*Excerpted text*.
--- START ---

There are serious challenges to cutting down or giving up alcohol in a society where so much socialising revolves around drinking. Contrary to stereotype, however, there is nothing inevitable about the popularity of booze in Britain. It’s true that the country has a lengthy history of public drinking that continues today in many – not all – communities. This is the land of the beloved local pub, after all. But the way alcohol seeps into so many areas of our lives in the 21st century is not the inevitable effect of some timeless cultural tick. It’s sustained by structural factors: a free market with limited curbs on businesses that make a killing from alcohol sales while offloading responsibility for dealing with alcohol-related harms onto individuals.
As the British Medical Association put it in a critique of current government policy, alcohol-related harms are too often treated not as a public health crisis, but as the personal failing of drinkers.
Yet as we enter the second week of Dry January, you’ll be hard-pressed to find serious analyses of the alcohol industry or alcohol policy. You’re also unlikely to see alcohol called a drug, or drinking referred to as drug-taking. That’s because our society’s warped relationship to alcohol is embedded in a legal framework that oversees the regulation and mass sale for profit of one drug, while criminalising people who sell and consume others.

--- END ---

*Tasks and exercises*.
a) In the text on alcohol in Britain, according to the British Medical Association, how are alcohol-related harms too often treated?
b) Repeat word for word the part of the text on alcohol in Britain starting at "As the British" and ending at "failing of drinkers.".
The items that come after this text have no connection to it.

*Data shown*.
--- START ---

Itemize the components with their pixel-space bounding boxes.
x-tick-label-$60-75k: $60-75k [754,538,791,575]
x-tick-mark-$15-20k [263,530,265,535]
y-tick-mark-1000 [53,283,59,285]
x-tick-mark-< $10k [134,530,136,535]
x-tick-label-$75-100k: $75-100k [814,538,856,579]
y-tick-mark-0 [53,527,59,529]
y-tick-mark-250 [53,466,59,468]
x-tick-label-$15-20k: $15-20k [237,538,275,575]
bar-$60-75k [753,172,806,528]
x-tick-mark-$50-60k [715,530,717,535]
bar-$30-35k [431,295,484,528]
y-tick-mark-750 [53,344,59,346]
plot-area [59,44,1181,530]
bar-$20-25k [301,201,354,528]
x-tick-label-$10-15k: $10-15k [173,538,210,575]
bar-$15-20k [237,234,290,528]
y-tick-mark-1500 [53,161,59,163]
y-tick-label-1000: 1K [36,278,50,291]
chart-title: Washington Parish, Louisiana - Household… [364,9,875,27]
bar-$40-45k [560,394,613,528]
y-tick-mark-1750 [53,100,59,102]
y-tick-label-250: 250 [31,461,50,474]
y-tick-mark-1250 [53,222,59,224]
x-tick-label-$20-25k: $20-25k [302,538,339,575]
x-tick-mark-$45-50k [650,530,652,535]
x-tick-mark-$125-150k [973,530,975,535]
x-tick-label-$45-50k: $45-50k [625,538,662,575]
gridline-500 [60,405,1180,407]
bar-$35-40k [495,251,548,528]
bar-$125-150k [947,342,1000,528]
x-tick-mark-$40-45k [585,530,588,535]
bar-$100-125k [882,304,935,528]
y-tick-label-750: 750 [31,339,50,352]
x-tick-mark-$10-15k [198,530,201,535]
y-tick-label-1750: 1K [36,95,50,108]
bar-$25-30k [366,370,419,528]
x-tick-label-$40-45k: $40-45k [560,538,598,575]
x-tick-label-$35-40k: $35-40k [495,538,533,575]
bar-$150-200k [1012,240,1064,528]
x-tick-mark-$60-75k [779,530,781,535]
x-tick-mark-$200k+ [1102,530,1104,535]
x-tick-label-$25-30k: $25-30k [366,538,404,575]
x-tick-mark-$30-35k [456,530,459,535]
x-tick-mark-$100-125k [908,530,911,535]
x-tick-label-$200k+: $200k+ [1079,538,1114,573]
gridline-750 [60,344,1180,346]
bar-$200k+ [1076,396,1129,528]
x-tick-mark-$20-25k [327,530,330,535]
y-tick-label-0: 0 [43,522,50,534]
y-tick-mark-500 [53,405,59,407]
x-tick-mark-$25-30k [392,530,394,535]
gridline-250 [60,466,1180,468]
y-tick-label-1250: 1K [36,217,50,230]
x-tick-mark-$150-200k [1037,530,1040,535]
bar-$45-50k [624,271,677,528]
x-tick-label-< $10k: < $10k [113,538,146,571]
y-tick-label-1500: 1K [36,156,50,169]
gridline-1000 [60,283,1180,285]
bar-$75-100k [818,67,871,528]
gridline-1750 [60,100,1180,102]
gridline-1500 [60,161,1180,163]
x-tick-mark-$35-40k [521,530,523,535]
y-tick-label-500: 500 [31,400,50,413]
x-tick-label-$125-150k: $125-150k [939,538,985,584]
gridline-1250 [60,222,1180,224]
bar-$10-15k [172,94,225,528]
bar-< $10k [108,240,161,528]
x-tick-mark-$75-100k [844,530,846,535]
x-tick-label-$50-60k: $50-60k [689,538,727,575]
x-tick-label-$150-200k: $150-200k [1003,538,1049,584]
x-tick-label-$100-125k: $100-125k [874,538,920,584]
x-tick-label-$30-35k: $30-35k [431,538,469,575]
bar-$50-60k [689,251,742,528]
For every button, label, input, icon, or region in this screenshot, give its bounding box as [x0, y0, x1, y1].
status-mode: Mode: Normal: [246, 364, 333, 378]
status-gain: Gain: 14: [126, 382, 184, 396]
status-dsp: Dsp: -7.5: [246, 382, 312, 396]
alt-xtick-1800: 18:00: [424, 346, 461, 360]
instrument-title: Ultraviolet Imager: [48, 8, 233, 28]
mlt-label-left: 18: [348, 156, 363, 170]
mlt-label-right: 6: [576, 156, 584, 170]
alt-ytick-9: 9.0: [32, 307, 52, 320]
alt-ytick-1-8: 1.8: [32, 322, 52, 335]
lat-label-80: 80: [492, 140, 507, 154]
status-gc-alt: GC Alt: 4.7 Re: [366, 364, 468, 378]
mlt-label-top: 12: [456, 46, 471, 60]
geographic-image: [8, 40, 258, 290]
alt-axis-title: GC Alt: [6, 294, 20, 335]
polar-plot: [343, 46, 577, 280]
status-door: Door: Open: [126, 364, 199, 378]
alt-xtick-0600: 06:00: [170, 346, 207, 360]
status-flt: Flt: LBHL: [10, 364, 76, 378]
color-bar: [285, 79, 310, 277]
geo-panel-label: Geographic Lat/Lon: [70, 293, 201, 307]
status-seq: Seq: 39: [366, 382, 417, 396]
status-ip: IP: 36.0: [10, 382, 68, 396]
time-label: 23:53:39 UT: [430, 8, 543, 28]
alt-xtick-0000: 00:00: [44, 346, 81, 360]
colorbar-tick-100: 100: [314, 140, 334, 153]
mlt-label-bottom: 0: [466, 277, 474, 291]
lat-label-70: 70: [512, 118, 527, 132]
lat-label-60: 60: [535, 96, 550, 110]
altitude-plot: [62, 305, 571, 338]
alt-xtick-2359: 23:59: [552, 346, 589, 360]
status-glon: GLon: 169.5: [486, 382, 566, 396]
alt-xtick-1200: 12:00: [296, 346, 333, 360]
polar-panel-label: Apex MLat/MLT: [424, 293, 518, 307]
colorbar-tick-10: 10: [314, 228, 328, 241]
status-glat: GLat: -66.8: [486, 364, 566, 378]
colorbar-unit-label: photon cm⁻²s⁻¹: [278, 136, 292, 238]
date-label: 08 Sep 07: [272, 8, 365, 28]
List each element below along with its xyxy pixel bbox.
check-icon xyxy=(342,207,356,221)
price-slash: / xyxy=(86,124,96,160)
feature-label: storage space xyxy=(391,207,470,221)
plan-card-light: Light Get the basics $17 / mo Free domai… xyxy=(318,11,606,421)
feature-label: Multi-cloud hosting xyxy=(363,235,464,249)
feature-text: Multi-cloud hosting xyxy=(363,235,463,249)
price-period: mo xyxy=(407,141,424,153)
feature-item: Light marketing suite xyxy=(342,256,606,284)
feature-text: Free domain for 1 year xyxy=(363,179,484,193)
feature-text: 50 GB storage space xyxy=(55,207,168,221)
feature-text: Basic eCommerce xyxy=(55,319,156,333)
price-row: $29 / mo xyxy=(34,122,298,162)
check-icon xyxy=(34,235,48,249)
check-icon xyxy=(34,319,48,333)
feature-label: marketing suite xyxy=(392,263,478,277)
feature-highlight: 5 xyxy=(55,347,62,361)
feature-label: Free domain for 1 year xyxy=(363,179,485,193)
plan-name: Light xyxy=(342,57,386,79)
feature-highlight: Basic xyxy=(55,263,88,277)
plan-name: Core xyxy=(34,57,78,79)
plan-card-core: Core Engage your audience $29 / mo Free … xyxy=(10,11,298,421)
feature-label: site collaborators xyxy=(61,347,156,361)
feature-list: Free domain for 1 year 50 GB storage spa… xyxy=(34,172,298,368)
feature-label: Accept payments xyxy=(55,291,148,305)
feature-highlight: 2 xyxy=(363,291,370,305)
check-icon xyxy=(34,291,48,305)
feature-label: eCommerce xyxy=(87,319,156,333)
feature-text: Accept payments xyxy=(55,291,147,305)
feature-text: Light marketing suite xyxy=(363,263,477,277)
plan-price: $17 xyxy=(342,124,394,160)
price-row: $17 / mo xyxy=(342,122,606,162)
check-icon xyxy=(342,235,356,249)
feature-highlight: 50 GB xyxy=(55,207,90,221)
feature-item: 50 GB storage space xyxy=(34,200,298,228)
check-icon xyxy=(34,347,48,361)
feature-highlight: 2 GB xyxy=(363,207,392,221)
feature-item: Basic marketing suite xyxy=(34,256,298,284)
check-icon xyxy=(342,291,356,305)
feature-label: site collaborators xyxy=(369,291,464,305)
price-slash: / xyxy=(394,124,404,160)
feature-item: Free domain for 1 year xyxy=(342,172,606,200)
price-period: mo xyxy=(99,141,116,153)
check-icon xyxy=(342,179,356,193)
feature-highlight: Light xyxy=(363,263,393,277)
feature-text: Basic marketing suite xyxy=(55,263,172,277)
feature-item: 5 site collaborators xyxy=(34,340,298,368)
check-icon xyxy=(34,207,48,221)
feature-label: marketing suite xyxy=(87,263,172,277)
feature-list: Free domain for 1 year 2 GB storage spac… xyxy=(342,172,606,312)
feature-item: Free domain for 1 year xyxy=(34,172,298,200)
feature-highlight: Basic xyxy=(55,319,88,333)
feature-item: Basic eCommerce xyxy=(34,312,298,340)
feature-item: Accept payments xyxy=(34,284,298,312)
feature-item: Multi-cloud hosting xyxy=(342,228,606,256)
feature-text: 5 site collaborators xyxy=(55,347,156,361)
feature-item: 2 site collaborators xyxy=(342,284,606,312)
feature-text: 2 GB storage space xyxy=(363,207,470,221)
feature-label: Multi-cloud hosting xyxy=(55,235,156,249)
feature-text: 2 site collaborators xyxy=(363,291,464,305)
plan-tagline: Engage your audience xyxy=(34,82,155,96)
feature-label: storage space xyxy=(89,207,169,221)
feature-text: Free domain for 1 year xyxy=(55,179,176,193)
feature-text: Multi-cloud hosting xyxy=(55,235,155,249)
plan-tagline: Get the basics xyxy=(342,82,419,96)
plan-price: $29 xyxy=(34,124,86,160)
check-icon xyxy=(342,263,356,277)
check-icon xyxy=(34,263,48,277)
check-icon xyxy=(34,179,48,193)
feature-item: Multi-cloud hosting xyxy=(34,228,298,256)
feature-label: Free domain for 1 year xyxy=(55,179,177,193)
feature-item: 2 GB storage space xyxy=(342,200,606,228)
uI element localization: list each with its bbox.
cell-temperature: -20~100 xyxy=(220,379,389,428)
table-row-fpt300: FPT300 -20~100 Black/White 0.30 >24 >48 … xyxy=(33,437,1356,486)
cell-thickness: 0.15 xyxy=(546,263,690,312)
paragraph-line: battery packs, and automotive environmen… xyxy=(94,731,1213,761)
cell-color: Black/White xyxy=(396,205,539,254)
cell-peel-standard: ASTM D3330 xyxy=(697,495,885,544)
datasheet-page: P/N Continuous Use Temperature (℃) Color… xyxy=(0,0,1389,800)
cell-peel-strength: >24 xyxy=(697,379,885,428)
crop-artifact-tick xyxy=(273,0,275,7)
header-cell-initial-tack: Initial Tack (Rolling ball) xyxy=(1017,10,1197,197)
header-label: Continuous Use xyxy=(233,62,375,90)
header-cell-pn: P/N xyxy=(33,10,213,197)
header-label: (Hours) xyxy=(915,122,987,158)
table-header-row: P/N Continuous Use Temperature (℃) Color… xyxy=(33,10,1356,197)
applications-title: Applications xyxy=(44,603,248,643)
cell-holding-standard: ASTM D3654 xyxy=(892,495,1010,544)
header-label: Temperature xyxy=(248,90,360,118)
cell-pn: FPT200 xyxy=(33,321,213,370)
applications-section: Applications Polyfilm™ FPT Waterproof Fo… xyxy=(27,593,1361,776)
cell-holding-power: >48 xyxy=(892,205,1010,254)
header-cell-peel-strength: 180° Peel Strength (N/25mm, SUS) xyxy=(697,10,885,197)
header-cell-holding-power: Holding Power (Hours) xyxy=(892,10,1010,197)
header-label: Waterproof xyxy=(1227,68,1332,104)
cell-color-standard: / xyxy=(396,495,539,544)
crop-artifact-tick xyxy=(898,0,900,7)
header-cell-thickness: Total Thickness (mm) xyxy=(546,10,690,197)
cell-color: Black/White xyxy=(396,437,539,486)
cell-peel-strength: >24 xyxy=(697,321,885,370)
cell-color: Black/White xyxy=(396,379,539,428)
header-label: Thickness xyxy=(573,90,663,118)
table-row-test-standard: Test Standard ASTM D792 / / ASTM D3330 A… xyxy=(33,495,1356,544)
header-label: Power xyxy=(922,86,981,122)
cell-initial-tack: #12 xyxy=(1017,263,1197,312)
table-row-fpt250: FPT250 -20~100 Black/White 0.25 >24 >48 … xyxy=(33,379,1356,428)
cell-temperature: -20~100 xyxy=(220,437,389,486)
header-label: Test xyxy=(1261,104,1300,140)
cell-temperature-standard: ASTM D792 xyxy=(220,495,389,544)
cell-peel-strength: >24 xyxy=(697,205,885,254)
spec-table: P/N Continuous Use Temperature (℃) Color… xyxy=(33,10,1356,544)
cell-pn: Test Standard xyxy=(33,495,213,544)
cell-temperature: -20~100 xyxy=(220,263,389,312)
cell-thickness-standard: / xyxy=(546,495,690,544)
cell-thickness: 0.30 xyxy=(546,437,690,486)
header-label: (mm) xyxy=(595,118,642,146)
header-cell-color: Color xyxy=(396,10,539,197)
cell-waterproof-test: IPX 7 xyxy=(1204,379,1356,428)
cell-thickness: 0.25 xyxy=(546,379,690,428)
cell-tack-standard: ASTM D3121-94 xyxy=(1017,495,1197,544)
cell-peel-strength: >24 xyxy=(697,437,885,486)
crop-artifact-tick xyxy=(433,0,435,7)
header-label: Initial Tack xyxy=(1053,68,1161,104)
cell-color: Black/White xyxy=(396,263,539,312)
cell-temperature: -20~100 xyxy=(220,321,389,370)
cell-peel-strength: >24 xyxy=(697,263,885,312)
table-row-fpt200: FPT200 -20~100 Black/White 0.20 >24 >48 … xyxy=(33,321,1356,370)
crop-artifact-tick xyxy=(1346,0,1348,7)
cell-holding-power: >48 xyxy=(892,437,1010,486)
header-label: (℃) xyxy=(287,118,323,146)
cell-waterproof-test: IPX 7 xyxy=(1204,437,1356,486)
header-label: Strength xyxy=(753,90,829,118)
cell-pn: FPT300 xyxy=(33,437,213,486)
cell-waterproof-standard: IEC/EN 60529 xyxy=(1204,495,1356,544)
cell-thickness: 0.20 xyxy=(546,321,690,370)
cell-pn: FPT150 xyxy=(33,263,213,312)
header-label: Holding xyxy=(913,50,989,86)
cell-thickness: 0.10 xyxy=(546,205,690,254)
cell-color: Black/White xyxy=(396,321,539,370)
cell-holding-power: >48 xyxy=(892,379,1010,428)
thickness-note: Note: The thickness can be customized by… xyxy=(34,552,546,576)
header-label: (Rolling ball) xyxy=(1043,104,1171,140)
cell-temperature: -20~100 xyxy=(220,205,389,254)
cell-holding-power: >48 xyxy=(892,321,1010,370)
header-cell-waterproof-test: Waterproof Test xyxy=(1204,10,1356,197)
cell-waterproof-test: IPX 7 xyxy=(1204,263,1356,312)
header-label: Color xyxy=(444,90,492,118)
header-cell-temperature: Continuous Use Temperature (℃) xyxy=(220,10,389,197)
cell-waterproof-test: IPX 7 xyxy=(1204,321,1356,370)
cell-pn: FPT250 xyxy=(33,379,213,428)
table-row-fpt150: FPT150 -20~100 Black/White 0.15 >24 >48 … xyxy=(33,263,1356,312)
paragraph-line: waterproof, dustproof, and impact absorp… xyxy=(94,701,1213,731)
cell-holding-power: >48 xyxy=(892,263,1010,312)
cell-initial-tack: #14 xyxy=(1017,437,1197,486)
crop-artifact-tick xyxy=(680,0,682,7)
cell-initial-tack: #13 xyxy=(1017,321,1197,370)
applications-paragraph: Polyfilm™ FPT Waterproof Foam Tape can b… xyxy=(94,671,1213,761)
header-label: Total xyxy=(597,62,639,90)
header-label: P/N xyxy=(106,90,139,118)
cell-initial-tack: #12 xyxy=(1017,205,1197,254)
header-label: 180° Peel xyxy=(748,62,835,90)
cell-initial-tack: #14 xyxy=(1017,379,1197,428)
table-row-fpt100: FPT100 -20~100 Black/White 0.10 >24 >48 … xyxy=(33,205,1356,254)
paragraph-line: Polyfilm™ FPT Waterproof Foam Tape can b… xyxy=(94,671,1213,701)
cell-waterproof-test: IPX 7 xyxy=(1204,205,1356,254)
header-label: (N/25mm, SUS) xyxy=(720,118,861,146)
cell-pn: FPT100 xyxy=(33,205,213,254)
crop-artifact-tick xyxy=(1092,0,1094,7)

--- END ---

*Responses for each task*.
a) They are too often treated as the personal failing of drinkers rather than as a public health crisis.

b)
As the British Medical Association put it in a critique of current government policy, alcohol-related harms are too often treated not as a public health crisis, but as the personal failing of drinkers.